### Given problem
Look through the data and write out every line with the word "text" in it.

[Source data]
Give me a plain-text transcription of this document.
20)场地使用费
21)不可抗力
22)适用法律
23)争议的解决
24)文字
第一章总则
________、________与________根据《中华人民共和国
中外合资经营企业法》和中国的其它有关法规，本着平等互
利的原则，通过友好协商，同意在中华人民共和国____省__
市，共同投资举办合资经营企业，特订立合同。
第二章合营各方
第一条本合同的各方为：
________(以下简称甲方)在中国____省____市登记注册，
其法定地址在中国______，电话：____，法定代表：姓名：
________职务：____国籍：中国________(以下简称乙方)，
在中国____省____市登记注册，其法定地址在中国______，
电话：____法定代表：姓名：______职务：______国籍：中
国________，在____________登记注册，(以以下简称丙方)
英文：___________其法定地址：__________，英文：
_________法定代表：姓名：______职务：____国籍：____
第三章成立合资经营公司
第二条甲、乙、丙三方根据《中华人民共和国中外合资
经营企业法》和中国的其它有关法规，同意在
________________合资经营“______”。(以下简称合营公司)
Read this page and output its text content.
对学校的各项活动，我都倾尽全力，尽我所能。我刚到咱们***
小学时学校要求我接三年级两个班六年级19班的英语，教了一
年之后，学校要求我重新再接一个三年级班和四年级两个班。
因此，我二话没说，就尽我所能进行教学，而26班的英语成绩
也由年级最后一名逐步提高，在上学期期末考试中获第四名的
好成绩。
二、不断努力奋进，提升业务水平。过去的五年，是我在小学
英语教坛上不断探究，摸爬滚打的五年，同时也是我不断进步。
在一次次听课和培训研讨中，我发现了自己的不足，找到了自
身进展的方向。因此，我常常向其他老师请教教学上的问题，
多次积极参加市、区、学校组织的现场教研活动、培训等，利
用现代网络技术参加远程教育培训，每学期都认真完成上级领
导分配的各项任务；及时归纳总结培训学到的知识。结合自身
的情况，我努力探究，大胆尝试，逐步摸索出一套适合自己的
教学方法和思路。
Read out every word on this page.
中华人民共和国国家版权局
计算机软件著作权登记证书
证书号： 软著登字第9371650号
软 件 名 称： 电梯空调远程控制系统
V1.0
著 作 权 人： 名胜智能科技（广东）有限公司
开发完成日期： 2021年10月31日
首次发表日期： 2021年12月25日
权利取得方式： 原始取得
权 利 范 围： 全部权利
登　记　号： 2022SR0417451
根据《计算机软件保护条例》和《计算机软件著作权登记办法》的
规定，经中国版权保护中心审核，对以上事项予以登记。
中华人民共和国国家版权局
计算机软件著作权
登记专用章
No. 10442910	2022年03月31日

### Final result
Give me a plain-text transcription of this document.
Read this page and output its text content.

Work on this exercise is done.